** Begin MATERIAL PROVIDED **

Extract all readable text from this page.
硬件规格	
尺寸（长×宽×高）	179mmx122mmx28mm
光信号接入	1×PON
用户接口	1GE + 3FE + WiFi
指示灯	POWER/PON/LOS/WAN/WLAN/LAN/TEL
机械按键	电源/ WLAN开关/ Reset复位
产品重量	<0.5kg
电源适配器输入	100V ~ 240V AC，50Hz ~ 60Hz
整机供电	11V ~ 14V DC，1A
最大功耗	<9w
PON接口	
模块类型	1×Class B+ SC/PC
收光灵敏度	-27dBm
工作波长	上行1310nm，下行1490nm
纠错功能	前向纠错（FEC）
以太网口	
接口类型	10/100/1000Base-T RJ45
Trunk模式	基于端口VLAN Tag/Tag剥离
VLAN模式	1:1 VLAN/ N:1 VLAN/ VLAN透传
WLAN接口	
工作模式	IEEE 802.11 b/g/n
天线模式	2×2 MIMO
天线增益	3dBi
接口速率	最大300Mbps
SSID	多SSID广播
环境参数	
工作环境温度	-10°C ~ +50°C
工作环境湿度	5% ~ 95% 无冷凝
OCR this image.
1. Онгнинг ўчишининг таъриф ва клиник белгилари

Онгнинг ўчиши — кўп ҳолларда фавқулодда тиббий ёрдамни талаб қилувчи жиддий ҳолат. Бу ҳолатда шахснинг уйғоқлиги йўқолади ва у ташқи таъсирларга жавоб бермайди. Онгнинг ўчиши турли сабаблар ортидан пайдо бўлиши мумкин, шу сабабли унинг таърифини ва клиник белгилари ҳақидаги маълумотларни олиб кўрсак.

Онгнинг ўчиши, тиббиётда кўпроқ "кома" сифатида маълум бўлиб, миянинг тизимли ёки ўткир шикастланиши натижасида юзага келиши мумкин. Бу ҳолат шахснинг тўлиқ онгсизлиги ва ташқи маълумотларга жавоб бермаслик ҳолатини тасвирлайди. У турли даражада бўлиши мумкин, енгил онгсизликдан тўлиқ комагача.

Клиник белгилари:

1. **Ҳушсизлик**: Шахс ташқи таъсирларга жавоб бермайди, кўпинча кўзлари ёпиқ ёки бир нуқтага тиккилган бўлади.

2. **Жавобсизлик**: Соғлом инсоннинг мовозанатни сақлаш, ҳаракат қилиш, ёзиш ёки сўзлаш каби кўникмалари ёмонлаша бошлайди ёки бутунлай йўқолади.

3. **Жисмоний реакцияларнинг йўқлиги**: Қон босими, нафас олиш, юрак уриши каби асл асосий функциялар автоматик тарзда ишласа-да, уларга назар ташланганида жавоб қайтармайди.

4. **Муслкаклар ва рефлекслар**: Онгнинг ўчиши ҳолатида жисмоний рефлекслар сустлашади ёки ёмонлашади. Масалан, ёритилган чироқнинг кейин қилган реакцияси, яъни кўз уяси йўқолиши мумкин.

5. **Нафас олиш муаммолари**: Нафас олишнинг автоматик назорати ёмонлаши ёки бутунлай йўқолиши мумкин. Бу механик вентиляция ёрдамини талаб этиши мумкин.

** End MATERIAL PROVIDED **

OBJECTIVE.
Write the listing out again, exactly as it reads.

CORRECT OUTPUT.
Extract all readable text from this page.
硬件规格	
尺寸（长×宽×高）	179mmx122mmx28mm
光信号接入	1×PON
用户接口	1GE + 3FE + WiFi
指示灯	POWER/PON/LOS/WAN/WLAN/LAN/TEL
机械按键	电源/ WLAN开关/ Reset复位
产品重量	<0.5kg
电源适配器输入	100V ~ 240V AC，50Hz ~ 60Hz
整机供电	11V ~ 14V DC，1A
最大功耗	<9w
PON接口	
模块类型	1×Class B+ SC/PC
收光灵敏度	-27dBm
工作波长	上行1310nm，下行1490nm
纠错功能	前向纠错（FEC）
以太网口	
接口类型	10/100/1000Base-T RJ45
Trunk模式	基于端口VLAN Tag/Tag剥离
VLAN模式	1:1 VLAN/ N:1 VLAN/ VLAN透传
WLAN接口	
工作模式	IEEE 802.11 b/g/n
天线模式	2×2 MIMO
天线增益	3dBi
接口速率	最大300Mbps
SSID	多SSID广播
环境参数	
工作环境温度	-10°C ~ +50°C
工作环境湿度	5% ~ 95% 无冷凝
OCR this image.
1. Онгнинг ўчишининг таъриф ва клиник белгилари

Онгнинг ўчиши — кўп ҳолларда фавқулодда тиббий ёрдамни талаб қилувчи жиддий ҳолат. Бу ҳолатда шахснинг уйғоқлиги йўқолади ва у ташқи таъсирларга жавоб бермайди. Онгнинг ўчиши турли сабаблар ортидан пайдо бўлиши мумкин, шу сабабли унинг таърифини ва клиник белгилари ҳақидаги маълумотларни олиб кўрсак.

Онгнинг ўчиши, тиббиётда кўпроқ "кома" сифатида маълум бўлиб, миянинг тизимли ёки ўткир шикастланиши натижасида юзага келиши мумкин. Бу ҳолат шахснинг тўлиқ онгсизлиги ва ташқи маълумотларга жавоб бермаслик ҳолатини тасвирлайди. У турли даражада бўлиши мумкин, енгил онгсизликдан тўлиқ комагача.

Клиник белгилари:

1. **Ҳушсизлик**: Шахс ташқи таъсирларга жавоб бермайди, кўпинча кўзлари ёпиқ ёки бир нуқтага тиккилган бўлади.

2. **Жавобсизлик**: Соғлом инсоннинг мовозанатни сақлаш, ҳаракат қилиш, ёзиш ёки сўзлаш каби кўникмалари ёмонлаша бошлайди ёки бутунлай йўқолади.

3. **Жисмоний реакцияларнинг йўқлиги**: Қон босими, нафас олиш, юрак уриши каби асл асосий функциялар автоматик тарзда ишласа-да, уларга назар ташланганида жавоб қайтармайди.

4. **Муслкаклар ва рефлекслар**: Онгнинг ўчиши ҳолатида жисмоний рефлекслар сустлашади ёки ёмонлашади. Масалан, ёритилган чироқнинг кейин қилган реакцияси, яъни кўз уяси йўқолиши мумкин.

5. **Нафас олиш муаммолари**: Нафас олишнинг автоматик назорати ёмонлаши ёки бутунлай йўқолиши мумкин. Бу механик вентиляция ёрдамини талаб этиши мумкин.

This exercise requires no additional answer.